> [Material for the task]:
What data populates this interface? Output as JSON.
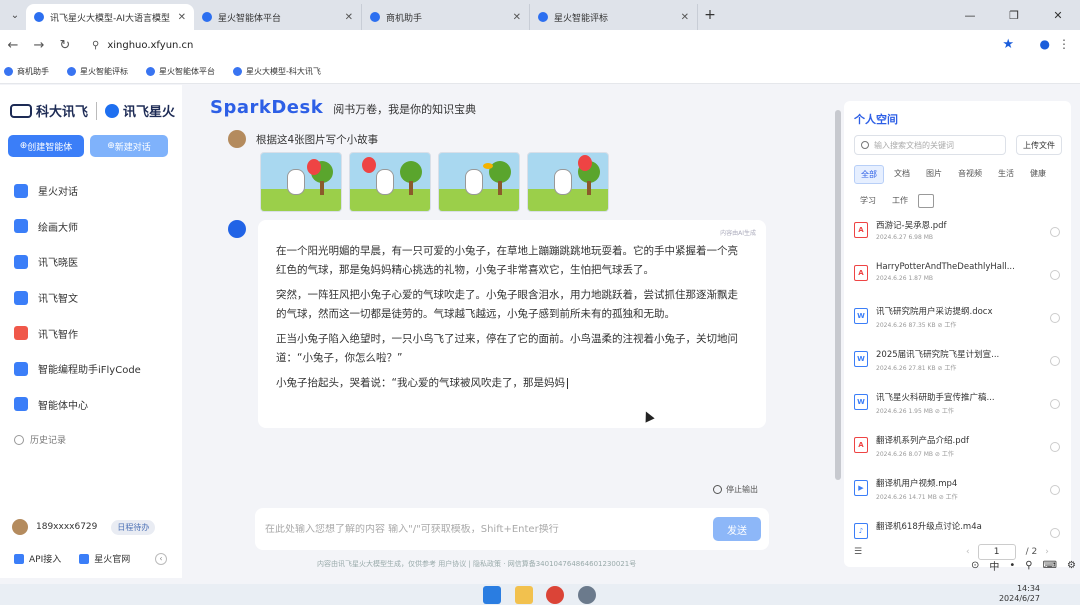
{
  "browser": {
    "tabs": [
      {
        "title": "讯飞星火大模型-AI大语言模型",
        "active": true
      },
      {
        "title": "星火智能体平台",
        "active": false
      },
      {
        "title": "商机助手",
        "active": false
      },
      {
        "title": "星火智能评标",
        "active": false
      }
    ],
    "url": "xinghuo.xfyun.cn",
    "bookmarks": [
      "商机助手",
      "星火智能评标",
      "星火智能体平台",
      "星火大模型-科大讯飞"
    ]
  },
  "sidebar": {
    "brand1": "科大讯飞",
    "brand2": "讯飞星火",
    "create_agent": "创建智能体",
    "new_chat": "新建对话",
    "items": [
      {
        "label": "星火对话",
        "color": "#3b7ef8"
      },
      {
        "label": "绘画大师",
        "color": "#3b7ef8"
      },
      {
        "label": "讯飞晓医",
        "color": "#3b7ef8"
      },
      {
        "label": "讯飞智文",
        "color": "#3b7ef8"
      },
      {
        "label": "讯飞智作",
        "color": "#f0584a"
      },
      {
        "label": "智能编程助手iFlyCode",
        "color": "#3b7ef8"
      },
      {
        "label": "智能体中心",
        "color": "#3b7ef8"
      }
    ],
    "history": "历史记录",
    "user": "189xxxx6729",
    "user_badge": "日程待办",
    "api": "API接入",
    "official": "星火官网"
  },
  "main": {
    "brand": "SparkDesk",
    "slogan": "阅书万卷，我是你的知识宝典",
    "question": "根据这4张图片写个小故事",
    "answer_tag": "内容由AI生成",
    "paragraphs": [
      "在一个阳光明媚的早晨，有一只可爱的小兔子，在草地上蹦蹦跳跳地玩耍着。它的手中紧握着一个亮红色的气球，那是兔妈妈精心挑选的礼物，小兔子非常喜欢它，生怕把气球丢了。",
      "突然，一阵狂风把小兔子心爱的气球吹走了。小兔子眼含泪水，用力地跳跃着，尝试抓住那逐渐飘走的气球，然而这一切都是徒劳的。气球越飞越远，小兔子感到前所未有的孤独和无助。",
      "正当小兔子陷入绝望时，一只小鸟飞了过来，停在了它的面前。小鸟温柔的注视着小兔子，关切地问道：“小兔子，你怎么啦？”",
      "小兔子抬起头，哭着说：“我心爱的气球被风吹走了，那是妈妈"
    ],
    "stop": "停止输出",
    "input_placeholder": "在此处输入您想了解的内容 输入\"/\"可获取模板，Shift+Enter换行",
    "send": "发送",
    "footer": "内容由讯飞星火大模型生成，仅供参考     用户协议  |  隐私政策 · 网信算备340104764864601230021号"
  },
  "panel": {
    "title": "个人空间",
    "search_placeholder": "输入搜索文档的关键词",
    "upload": "上传文件",
    "filters": [
      "全部",
      "文档",
      "图片",
      "音视频",
      "生活",
      "健康",
      "学习",
      "工作"
    ],
    "files": [
      {
        "name": "西游记-吴承恩.pdf",
        "meta": "2024.6.27  6.98 MB",
        "type": "pdf"
      },
      {
        "name": "HarryPotterAndTheDeathlyHall...",
        "meta": "2024.6.26  1.87 MB",
        "type": "pdf"
      },
      {
        "name": "讯飞研究院用户采访提纲.docx",
        "meta": "2024.6.26  87.35 KB  ⊘ 工作",
        "type": "doc"
      },
      {
        "name": "2025届讯飞研究院飞星计划宣...",
        "meta": "2024.6.26  27.81 KB  ⊘ 工作",
        "type": "doc"
      },
      {
        "name": "讯飞星火科研助手宣传推广稿...",
        "meta": "2024.6.26  1.95 MB  ⊘ 工作",
        "type": "doc"
      },
      {
        "name": "翻译机系列产品介绍.pdf",
        "meta": "2024.6.26  8.07 MB  ⊘ 工作",
        "type": "pdf"
      },
      {
        "name": "翻译机用户视频.mp4",
        "meta": "2024.6.26  14.71 MB  ⊘ 工作",
        "type": "vid"
      },
      {
        "name": "翻译机618升级点讨论.m4a",
        "meta": "",
        "type": "vid"
      }
    ],
    "page": "1",
    "total": "/ 2"
  },
  "taskbar": {
    "time": "14:34",
    "date": "2024/6/27",
    "lang": "中"
  }
}
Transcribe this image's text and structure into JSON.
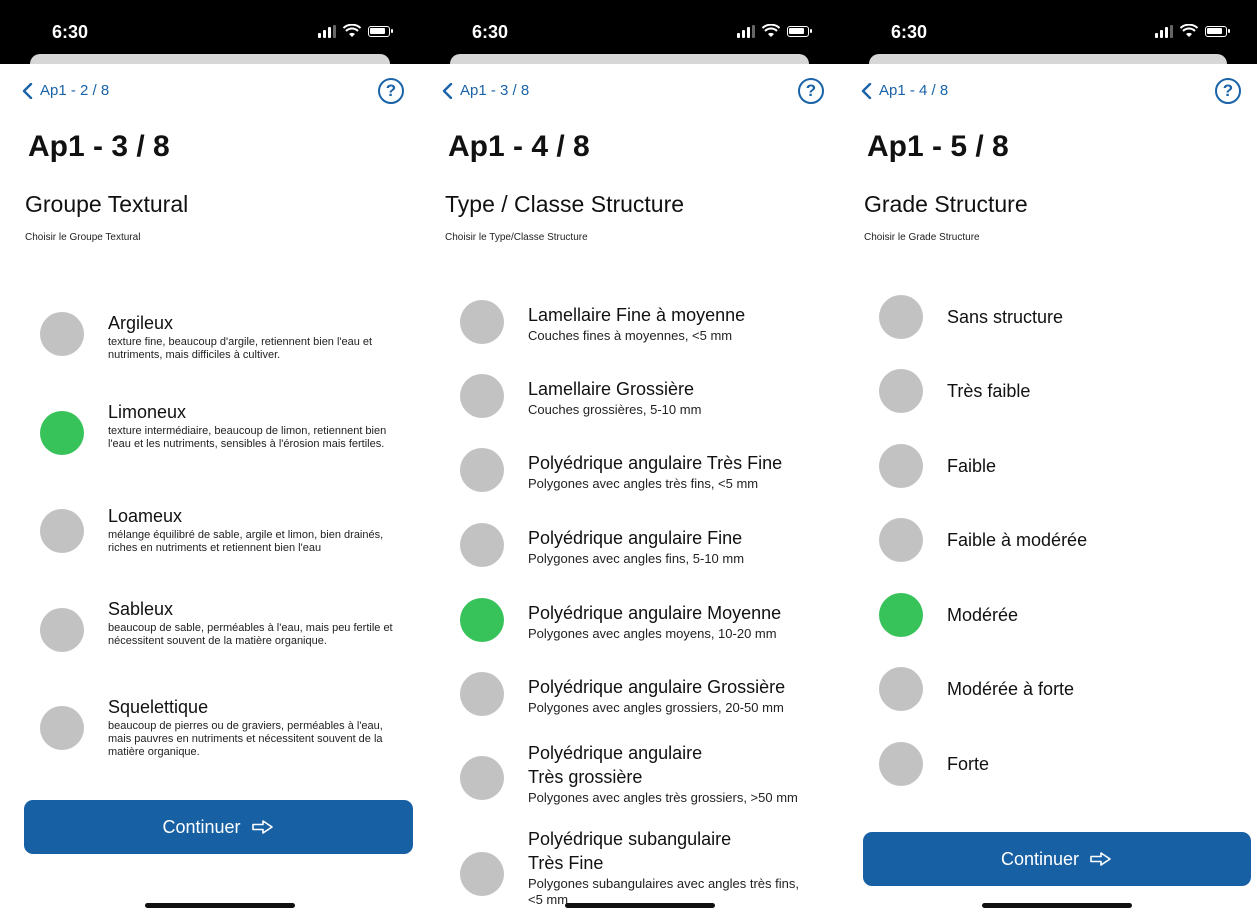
{
  "status": {
    "time": "6:30"
  },
  "screens": [
    {
      "back": "Ap1 - 2 / 8",
      "help": "?",
      "title": "Ap1 - 3 / 8",
      "heading": "Groupe Textural",
      "subtitle": "Choisir le Groupe Textural",
      "options": [
        {
          "title": "Argileux",
          "desc": "texture fine, beaucoup d'argile, retiennent bien l'eau et nutriments, mais difficiles à cultiver.",
          "selected": false
        },
        {
          "title": "Limoneux",
          "desc": "texture intermédiaire, beaucoup de limon, retiennent bien l'eau et les nutriments, sensibles à l'érosion mais fertiles.",
          "selected": true
        },
        {
          "title": "Loameux",
          "desc": "mélange équilibré de sable, argile et limon, bien drainés, riches en nutriments et retiennent bien l'eau",
          "selected": false
        },
        {
          "title": "Sableux",
          "desc": "beaucoup de sable, perméables à l'eau, mais peu fertile et nécessitent souvent de la matière organique.",
          "selected": false
        },
        {
          "title": "Squelettique",
          "desc": "beaucoup de pierres ou de graviers, perméables à l'eau, mais pauvres en nutriments et nécessitent souvent de la matière organique.",
          "selected": false
        }
      ],
      "continue": "Continuer"
    },
    {
      "back": "Ap1 - 3 / 8",
      "help": "?",
      "title": "Ap1 - 4 / 8",
      "heading": "Type / Classe Structure",
      "subtitle": "Choisir le Type/Classe Structure",
      "options": [
        {
          "title": "Lamellaire Fine à moyenne",
          "desc": "Couches fines à moyennes, <5 mm",
          "selected": false
        },
        {
          "title": "Lamellaire Grossière",
          "desc": "Couches grossières, 5-10 mm",
          "selected": false
        },
        {
          "title": "Polyédrique angulaire Très Fine",
          "desc": "Polygones avec angles très fins, <5 mm",
          "selected": false
        },
        {
          "title": "Polyédrique angulaire Fine",
          "desc": "Polygones avec angles fins, 5-10 mm",
          "selected": false
        },
        {
          "title": "Polyédrique angulaire Moyenne",
          "desc": "Polygones avec angles moyens, 10-20 mm",
          "selected": true
        },
        {
          "title": "Polyédrique angulaire Grossière",
          "desc": "Polygones avec angles grossiers, 20-50 mm",
          "selected": false
        },
        {
          "title": "Polyédrique angulaire",
          "title2": "Très grossière",
          "desc": "Polygones avec angles très grossiers, >50 mm",
          "selected": false
        },
        {
          "title": "Polyédrique subangulaire",
          "title2": "Très Fine",
          "desc": "Polygones subangulaires avec angles très fins,",
          "desc2": "<5 mm",
          "selected": false
        }
      ]
    },
    {
      "back": "Ap1 - 4 / 8",
      "help": "?",
      "title": "Ap1 - 5 / 8",
      "heading": "Grade Structure",
      "subtitle": "Choisir le Grade Structure",
      "options": [
        {
          "title": "Sans structure",
          "selected": false
        },
        {
          "title": "Très faible",
          "selected": false
        },
        {
          "title": "Faible",
          "selected": false
        },
        {
          "title": "Faible à modérée",
          "selected": false
        },
        {
          "title": "Modérée",
          "selected": true
        },
        {
          "title": "Modérée à forte",
          "selected": false
        },
        {
          "title": "Forte",
          "selected": false
        }
      ],
      "continue": "Continuer"
    }
  ]
}
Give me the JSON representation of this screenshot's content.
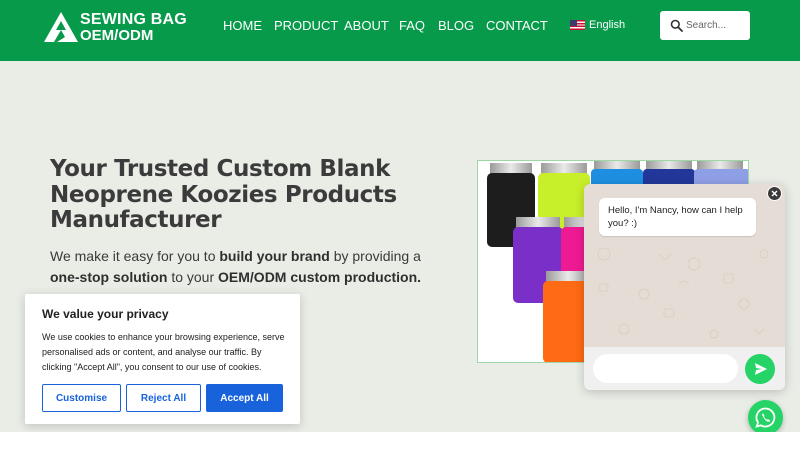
{
  "header": {
    "logo": {
      "line1": "SEWING BAG",
      "line2": "OEM/ODM"
    },
    "nav": [
      {
        "label": "HOME"
      },
      {
        "label": "PRODUCT"
      },
      {
        "label": "ABOUT"
      },
      {
        "label": "FAQ"
      },
      {
        "label": "BLOG"
      },
      {
        "label": "CONTACT"
      }
    ],
    "language": "English",
    "search": {
      "placeholder": "Search...",
      "value": ""
    }
  },
  "hero": {
    "title": "Your Trusted Custom Blank Neoprene Koozies Products Manufacturer",
    "subtitle": {
      "p1": "We make it easy for you to ",
      "b1": "build your brand",
      "p2": " by providing a ",
      "b2": "one-stop solution",
      "p3": " to your ",
      "b3": "OEM/ODM custom production."
    }
  },
  "cookie": {
    "title": "We value your privacy",
    "text": "We use cookies to enhance your browsing experience, serve personalised ads or content, and analyse our traffic. By clicking \"Accept All\", you consent to our use of cookies.",
    "customise_label": "Customise",
    "reject_label": "Reject All",
    "accept_label": "Accept All"
  },
  "chat": {
    "message": "Hello, I'm Nancy, how can I help you? :)",
    "input_value": ""
  },
  "colors": {
    "brand_green": "#079a4a",
    "cookie_blue": "#1863dc",
    "whatsapp_green": "#25d366"
  }
}
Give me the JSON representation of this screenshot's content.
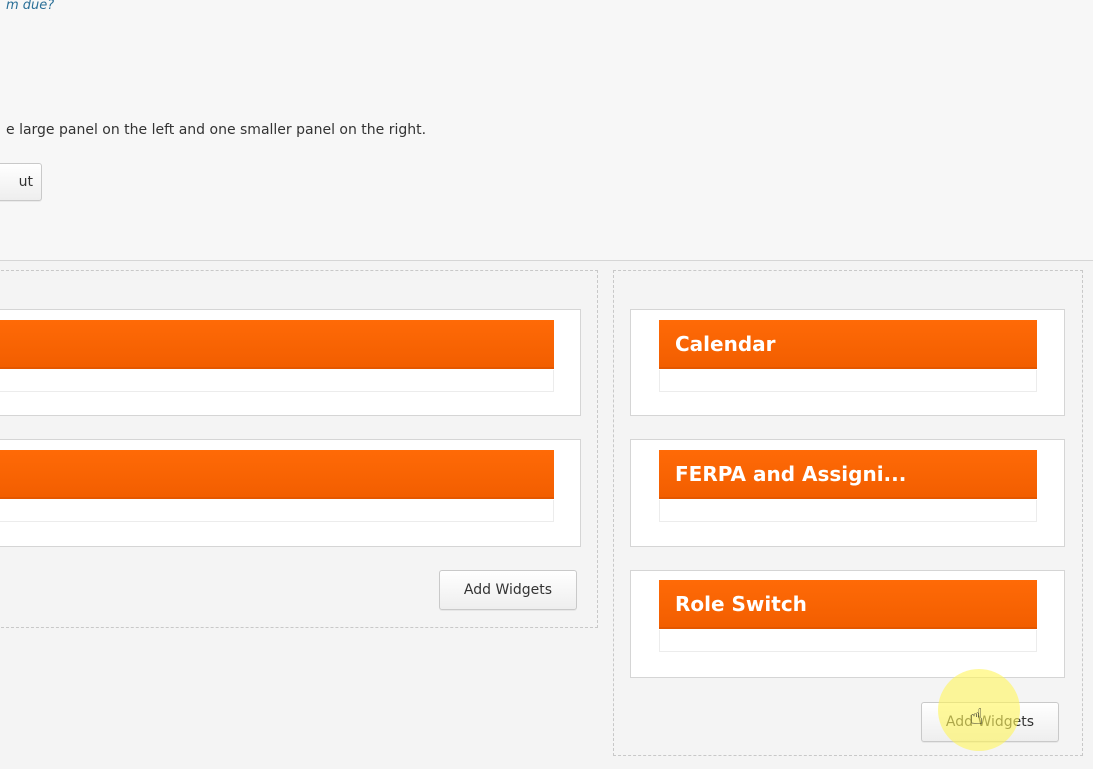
{
  "top": {
    "cut_link_text": "m due?",
    "layout_description": "e large panel on the left and one smaller panel on the right.",
    "layout_button_label": "ut"
  },
  "left_panel": {
    "widgets": [
      {
        "title": ""
      },
      {
        "title": ""
      }
    ],
    "add_widgets_label": "Add Widgets"
  },
  "right_panel": {
    "widgets": [
      {
        "title": "Calendar"
      },
      {
        "title": "FERPA and Assigni..."
      },
      {
        "title": "Role Switch"
      }
    ],
    "add_widgets_label": "Add Widgets"
  },
  "colors": {
    "widget_header": "#ff6a07",
    "cursor_highlight": "#fff55a"
  },
  "icons": {
    "cursor": "hand-pointer-icon"
  }
}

> [Problem description]: Search the entries for the word "grossiers" and gather every line where it appears.

> [Result below]:
          "desc": "Polygones avec angles grossiers, 20-50 mm",
          "desc": "Polygones avec angles très grossiers, >50 mm",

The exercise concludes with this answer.